* _TASK OBJECTIVE_:
Reproduce all records exactly.

* _INPUT FOR THIS TASK_:
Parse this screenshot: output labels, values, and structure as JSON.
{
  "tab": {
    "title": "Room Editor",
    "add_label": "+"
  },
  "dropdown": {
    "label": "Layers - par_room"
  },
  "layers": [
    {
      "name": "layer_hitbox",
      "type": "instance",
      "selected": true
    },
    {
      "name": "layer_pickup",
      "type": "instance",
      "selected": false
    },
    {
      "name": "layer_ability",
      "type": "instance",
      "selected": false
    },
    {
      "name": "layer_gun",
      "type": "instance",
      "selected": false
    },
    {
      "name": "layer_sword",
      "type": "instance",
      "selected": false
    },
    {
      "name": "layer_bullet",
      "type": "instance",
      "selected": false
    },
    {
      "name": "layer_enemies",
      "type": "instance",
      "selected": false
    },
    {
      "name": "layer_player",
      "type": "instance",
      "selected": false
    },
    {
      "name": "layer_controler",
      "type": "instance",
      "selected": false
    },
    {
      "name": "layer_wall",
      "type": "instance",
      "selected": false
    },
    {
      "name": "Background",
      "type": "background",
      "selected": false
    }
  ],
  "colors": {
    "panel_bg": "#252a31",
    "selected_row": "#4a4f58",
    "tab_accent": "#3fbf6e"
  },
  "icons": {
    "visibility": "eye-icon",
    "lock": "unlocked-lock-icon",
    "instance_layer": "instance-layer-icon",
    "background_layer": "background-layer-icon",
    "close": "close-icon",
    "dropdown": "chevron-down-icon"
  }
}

* _TASK OUTPUT_:
Parse this screenshot: output labels, values, and structure as JSON.
{
  "tab": {
    "title": "Room Editor",
    "add_label": "+"
  },
  "dropdown": {
    "label": "Layers - par_room"
  },
  "layers": [
    {
      "name": "layer_hitbox",
      "type": "instance",
      "selected": true
    },
    {
      "name": "layer_pickup",
      "type": "instance",
      "selected": false
    },
    {
      "name": "layer_ability",
      "type": "instance",
      "selected": false
    },
    {
      "name": "layer_gun",
      "type": "instance",
      "selected": false
    },
    {
      "name": "layer_sword",
      "type": "instance",
      "selected": false
    },
    {
      "name": "layer_bullet",
      "type": "instance",
      "selected": false
    },
    {
      "name": "layer_enemies",
      "type": "instance",
      "selected": false
    },
    {
      "name": "layer_player",
      "type": "instance",
      "selected": false
    },
    {
      "name": "layer_controler",
      "type": "instance",
      "selected": false
    },
    {
      "name": "layer_wall",
      "type": "instance",
      "selected": false
    },
    {
      "name": "Background",
      "type": "background",
      "selected": false
    }
  ],
  "colors": {
    "panel_bg": "#252a31",
    "selected_row": "#4a4f58",
    "tab_accent": "#3fbf6e"
  },
  "icons": {
    "visibility": "eye-icon",
    "lock": "unlocked-lock-icon",
    "instance_layer": "instance-layer-icon",
    "background_layer": "background-layer-icon",
    "close": "close-icon",
    "dropdown": "chevron-down-icon"
  }
}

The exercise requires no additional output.